# [GIVEN DATA]

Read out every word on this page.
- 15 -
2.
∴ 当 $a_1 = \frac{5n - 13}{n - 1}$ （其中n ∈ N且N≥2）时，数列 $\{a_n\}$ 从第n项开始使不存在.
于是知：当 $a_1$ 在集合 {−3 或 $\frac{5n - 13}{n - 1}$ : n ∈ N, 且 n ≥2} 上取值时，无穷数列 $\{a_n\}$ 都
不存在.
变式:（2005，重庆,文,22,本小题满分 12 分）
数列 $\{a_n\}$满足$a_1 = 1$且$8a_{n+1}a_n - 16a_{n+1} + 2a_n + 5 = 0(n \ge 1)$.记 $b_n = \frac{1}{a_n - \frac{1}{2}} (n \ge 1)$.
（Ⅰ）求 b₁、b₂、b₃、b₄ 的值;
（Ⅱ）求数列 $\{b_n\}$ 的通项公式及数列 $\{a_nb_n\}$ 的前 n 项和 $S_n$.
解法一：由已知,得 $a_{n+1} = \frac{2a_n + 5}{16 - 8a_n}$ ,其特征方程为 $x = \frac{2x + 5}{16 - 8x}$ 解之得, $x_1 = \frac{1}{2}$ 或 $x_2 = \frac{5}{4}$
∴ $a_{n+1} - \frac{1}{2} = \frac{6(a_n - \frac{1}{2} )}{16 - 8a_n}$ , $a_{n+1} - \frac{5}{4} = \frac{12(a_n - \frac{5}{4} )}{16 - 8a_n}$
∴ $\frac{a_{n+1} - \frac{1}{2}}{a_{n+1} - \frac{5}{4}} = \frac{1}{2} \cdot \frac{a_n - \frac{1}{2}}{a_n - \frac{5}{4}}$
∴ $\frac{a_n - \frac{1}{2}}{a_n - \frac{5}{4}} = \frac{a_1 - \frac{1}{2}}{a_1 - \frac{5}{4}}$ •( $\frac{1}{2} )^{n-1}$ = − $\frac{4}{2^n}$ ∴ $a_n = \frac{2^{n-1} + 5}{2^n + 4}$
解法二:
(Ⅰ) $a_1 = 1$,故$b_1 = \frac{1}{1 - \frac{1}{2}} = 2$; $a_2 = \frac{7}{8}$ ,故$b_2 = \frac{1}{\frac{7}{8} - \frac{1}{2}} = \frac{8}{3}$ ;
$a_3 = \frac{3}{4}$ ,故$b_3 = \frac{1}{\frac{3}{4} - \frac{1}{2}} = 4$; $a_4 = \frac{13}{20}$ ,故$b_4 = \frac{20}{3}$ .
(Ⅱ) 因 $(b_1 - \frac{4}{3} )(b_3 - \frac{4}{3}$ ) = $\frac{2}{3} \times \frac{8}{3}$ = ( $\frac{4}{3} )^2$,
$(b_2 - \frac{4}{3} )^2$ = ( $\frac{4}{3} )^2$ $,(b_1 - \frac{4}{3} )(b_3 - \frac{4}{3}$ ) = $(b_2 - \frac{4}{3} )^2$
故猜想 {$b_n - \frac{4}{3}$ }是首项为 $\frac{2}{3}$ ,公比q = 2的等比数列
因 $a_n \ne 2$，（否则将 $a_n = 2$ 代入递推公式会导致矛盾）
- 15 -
--
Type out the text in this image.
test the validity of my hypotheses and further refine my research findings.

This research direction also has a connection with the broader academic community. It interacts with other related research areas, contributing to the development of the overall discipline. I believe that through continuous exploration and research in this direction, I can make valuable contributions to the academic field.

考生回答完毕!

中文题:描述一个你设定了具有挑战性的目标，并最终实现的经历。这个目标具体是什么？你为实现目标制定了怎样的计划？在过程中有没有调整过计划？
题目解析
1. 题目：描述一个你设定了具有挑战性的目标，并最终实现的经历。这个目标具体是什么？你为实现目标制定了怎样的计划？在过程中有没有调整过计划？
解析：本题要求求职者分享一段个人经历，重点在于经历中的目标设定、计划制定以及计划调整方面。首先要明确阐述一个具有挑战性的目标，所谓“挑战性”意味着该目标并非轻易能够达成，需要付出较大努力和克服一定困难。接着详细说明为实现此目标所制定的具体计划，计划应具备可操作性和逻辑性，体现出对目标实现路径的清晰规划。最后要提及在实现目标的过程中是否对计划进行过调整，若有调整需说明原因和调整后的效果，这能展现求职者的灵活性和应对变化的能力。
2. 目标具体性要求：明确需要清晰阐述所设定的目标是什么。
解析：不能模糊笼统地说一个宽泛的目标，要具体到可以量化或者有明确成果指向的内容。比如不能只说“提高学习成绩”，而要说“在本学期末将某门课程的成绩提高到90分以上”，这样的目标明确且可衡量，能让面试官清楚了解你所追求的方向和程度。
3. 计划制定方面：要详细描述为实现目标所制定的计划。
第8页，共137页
...
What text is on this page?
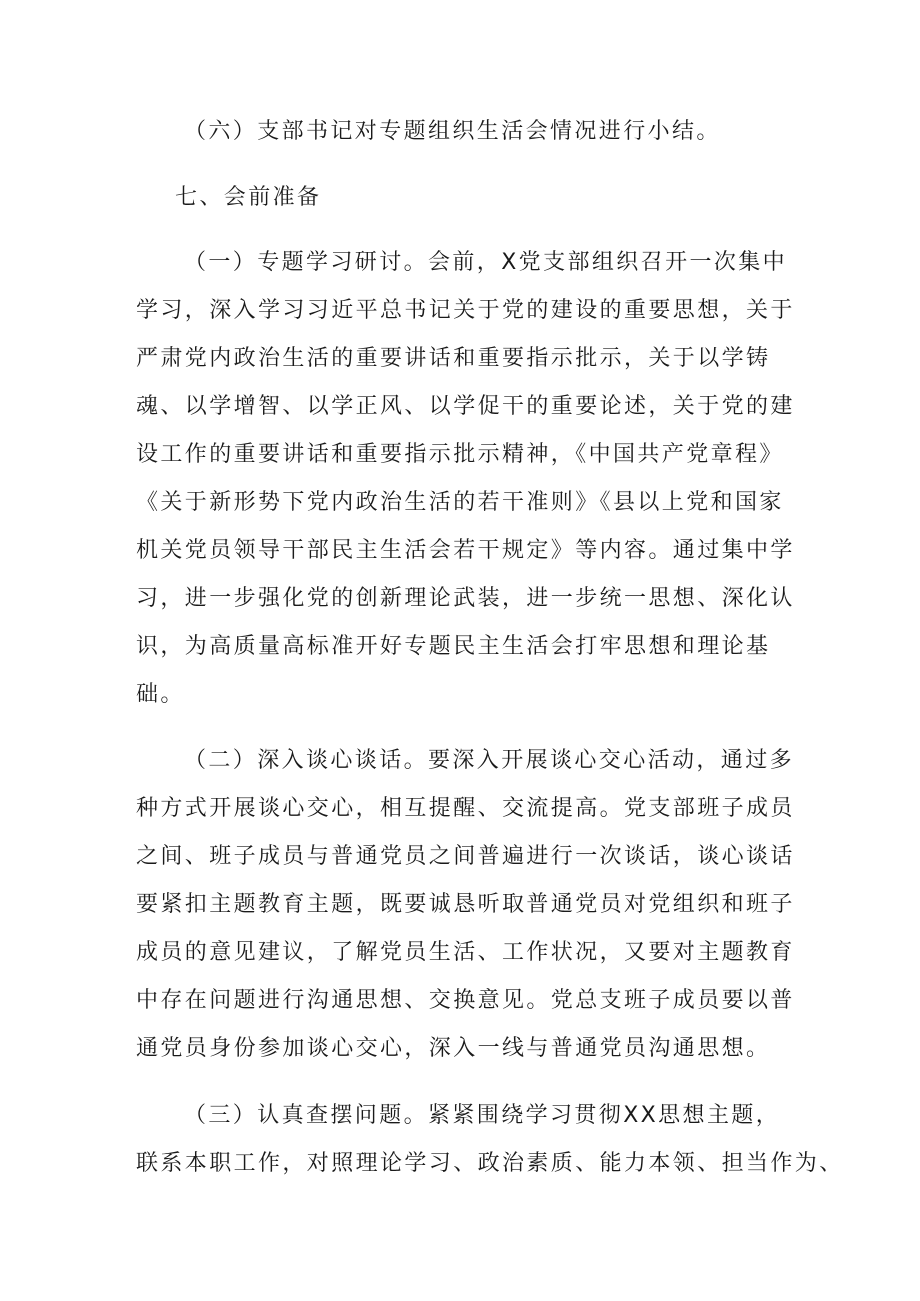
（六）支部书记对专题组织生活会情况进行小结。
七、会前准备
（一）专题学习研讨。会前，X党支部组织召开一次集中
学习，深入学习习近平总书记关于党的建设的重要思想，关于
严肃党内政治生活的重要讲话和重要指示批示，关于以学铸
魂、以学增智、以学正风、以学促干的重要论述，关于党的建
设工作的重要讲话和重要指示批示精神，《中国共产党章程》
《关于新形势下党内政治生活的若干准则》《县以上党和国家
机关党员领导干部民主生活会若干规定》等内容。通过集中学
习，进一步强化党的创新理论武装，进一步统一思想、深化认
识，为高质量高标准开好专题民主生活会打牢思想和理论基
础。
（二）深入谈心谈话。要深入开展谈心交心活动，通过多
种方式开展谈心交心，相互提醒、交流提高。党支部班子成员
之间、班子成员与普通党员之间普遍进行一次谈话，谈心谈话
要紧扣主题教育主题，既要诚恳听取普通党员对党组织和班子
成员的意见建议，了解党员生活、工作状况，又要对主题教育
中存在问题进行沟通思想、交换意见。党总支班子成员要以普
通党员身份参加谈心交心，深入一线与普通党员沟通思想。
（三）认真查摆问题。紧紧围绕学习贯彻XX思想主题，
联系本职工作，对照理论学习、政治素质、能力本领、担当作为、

# [SET TASK]
Go through the entries and return each line where the word "text" appears.

# [CORRECT RESULT]
Type out the text in this image.
What text is on this page?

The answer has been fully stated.